Print the full listing exactly.

▬▬▬▬▬▬

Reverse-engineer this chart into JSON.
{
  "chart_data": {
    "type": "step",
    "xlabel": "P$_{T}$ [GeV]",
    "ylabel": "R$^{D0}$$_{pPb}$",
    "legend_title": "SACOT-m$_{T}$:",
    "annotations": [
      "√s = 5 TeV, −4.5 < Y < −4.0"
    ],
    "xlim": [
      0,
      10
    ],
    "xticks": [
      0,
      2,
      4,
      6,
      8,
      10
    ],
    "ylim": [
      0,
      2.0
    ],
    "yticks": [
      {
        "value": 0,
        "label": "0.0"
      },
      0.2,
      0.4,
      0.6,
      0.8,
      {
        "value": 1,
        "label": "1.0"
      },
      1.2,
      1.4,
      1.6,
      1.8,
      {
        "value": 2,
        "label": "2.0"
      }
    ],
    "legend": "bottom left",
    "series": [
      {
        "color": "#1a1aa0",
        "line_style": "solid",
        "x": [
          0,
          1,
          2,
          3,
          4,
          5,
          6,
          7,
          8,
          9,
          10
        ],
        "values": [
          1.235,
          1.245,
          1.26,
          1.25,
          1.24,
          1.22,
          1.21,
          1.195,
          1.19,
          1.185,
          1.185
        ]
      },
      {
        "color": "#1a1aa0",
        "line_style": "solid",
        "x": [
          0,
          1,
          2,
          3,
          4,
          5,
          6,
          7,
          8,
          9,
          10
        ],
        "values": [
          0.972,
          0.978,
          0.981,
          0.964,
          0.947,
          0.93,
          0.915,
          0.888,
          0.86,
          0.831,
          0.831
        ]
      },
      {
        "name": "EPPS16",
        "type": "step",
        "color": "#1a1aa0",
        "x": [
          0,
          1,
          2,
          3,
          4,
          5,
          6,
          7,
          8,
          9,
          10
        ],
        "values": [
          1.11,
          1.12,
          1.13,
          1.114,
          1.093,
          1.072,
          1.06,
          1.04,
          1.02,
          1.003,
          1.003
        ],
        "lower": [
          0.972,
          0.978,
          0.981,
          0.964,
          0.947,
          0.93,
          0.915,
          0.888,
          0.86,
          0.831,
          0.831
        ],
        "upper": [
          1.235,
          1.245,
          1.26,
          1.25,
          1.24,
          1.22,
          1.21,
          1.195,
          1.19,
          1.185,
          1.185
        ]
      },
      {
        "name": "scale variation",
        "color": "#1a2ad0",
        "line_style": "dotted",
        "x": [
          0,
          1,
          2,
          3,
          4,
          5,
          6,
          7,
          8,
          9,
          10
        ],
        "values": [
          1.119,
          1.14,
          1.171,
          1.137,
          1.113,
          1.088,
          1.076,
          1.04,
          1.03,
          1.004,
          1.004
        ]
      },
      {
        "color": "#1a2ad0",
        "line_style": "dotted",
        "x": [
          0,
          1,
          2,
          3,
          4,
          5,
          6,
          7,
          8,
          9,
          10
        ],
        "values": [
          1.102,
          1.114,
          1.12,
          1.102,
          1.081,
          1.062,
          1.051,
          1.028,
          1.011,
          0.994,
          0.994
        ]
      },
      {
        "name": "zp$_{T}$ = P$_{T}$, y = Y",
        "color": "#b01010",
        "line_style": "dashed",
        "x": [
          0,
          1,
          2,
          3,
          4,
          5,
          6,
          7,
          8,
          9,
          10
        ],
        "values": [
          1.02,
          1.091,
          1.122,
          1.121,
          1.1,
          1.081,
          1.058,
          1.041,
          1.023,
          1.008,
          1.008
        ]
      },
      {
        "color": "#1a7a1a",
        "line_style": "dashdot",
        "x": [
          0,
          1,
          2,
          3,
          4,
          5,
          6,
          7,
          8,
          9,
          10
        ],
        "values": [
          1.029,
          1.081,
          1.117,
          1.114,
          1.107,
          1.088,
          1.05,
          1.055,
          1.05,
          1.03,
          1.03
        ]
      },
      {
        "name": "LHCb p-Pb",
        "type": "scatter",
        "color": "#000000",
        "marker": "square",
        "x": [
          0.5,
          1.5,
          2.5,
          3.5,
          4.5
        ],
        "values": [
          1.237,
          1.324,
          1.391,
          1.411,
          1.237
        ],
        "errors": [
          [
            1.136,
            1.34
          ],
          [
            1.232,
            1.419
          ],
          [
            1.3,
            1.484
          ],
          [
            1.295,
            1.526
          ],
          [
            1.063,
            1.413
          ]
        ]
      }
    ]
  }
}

▬▬▬▬▬▬

__Output__:
Reverse-engineer this chart into JSON.
{
  "chart_data": {
    "type": "step",
    "xlabel": "P$_{T}$ [GeV]",
    "ylabel": "R$^{D0}$$_{pPb}$",
    "legend_title": "SACOT-m$_{T}$:",
    "annotations": [
      "√s = 5 TeV, −4.5 < Y < −4.0"
    ],
    "xlim": [
      0,
      10
    ],
    "xticks": [
      0,
      2,
      4,
      6,
      8,
      10
    ],
    "ylim": [
      0,
      2.0
    ],
    "yticks": [
      {
        "value": 0,
        "label": "0.0"
      },
      0.2,
      0.4,
      0.6,
      0.8,
      {
        "value": 1,
        "label": "1.0"
      },
      1.2,
      1.4,
      1.6,
      1.8,
      {
        "value": 2,
        "label": "2.0"
      }
    ],
    "legend": "bottom left",
    "series": [
      {
        "color": "#1a1aa0",
        "line_style": "solid",
        "x": [
          0,
          1,
          2,
          3,
          4,
          5,
          6,
          7,
          8,
          9,
          10
        ],
        "values": [
          1.235,
          1.245,
          1.26,
          1.25,
          1.24,
          1.22,
          1.21,
          1.195,
          1.19,
          1.185,
          1.185
        ]
      },
      {
        "color": "#1a1aa0",
        "line_style": "solid",
        "x": [
          0,
          1,
          2,
          3,
          4,
          5,
          6,
          7,
          8,
          9,
          10
        ],
        "values": [
          0.972,
          0.978,
          0.981,
          0.964,
          0.947,
          0.93,
          0.915,
          0.888,
          0.86,
          0.831,
          0.831
        ]
      },
      {
        "name": "EPPS16",
        "type": "step",
        "color": "#1a1aa0",
        "x": [
          0,
          1,
          2,
          3,
          4,
          5,
          6,
          7,
          8,
          9,
          10
        ],
        "values": [
          1.11,
          1.12,
          1.13,
          1.114,
          1.093,
          1.072,
          1.06,
          1.04,
          1.02,
          1.003,
          1.003
        ],
        "lower": [
          0.972,
          0.978,
          0.981,
          0.964,
          0.947,
          0.93,
          0.915,
          0.888,
          0.86,
          0.831,
          0.831
        ],
        "upper": [
          1.235,
          1.245,
          1.26,
          1.25,
          1.24,
          1.22,
          1.21,
          1.195,
          1.19,
          1.185,
          1.185
        ]
      },
      {
        "name": "scale variation",
        "color": "#1a2ad0",
        "line_style": "dotted",
        "x": [
          0,
          1,
          2,
          3,
          4,
          5,
          6,
          7,
          8,
          9,
          10
        ],
        "values": [
          1.119,
          1.14,
          1.171,
          1.137,
          1.113,
          1.088,
          1.076,
          1.04,
          1.03,
          1.004,
          1.004
        ]
      },
      {
        "color": "#1a2ad0",
        "line_style": "dotted",
        "x": [
          0,
          1,
          2,
          3,
          4,
          5,
          6,
          7,
          8,
          9,
          10
        ],
        "values": [
          1.102,
          1.114,
          1.12,
          1.102,
          1.081,
          1.062,
          1.051,
          1.028,
          1.011,
          0.994,
          0.994
        ]
      },
      {
        "name": "zp$_{T}$ = P$_{T}$, y = Y",
        "color": "#b01010",
        "line_style": "dashed",
        "x": [
          0,
          1,
          2,
          3,
          4,
          5,
          6,
          7,
          8,
          9,
          10
        ],
        "values": [
          1.02,
          1.091,
          1.122,
          1.121,
          1.1,
          1.081,
          1.058,
          1.041,
          1.023,
          1.008,
          1.008
        ]
      },
      {
        "color": "#1a7a1a",
        "line_style": "dashdot",
        "x": [
          0,
          1,
          2,
          3,
          4,
          5,
          6,
          7,
          8,
          9,
          10
        ],
        "values": [
          1.029,
          1.081,
          1.117,
          1.114,
          1.107,
          1.088,
          1.05,
          1.055,
          1.05,
          1.03,
          1.03
        ]
      },
      {
        "name": "LHCb p-Pb",
        "type": "scatter",
        "color": "#000000",
        "marker": "square",
        "x": [
          0.5,
          1.5,
          2.5,
          3.5,
          4.5
        ],
        "values": [
          1.237,
          1.324,
          1.391,
          1.411,
          1.237
        ],
        "errors": [
          [
            1.136,
            1.34
          ],
          [
            1.232,
            1.419
          ],
          [
            1.3,
            1.484
          ],
          [
            1.295,
            1.526
          ],
          [
            1.063,
            1.413
          ]
        ]
      }
    ]
  }
}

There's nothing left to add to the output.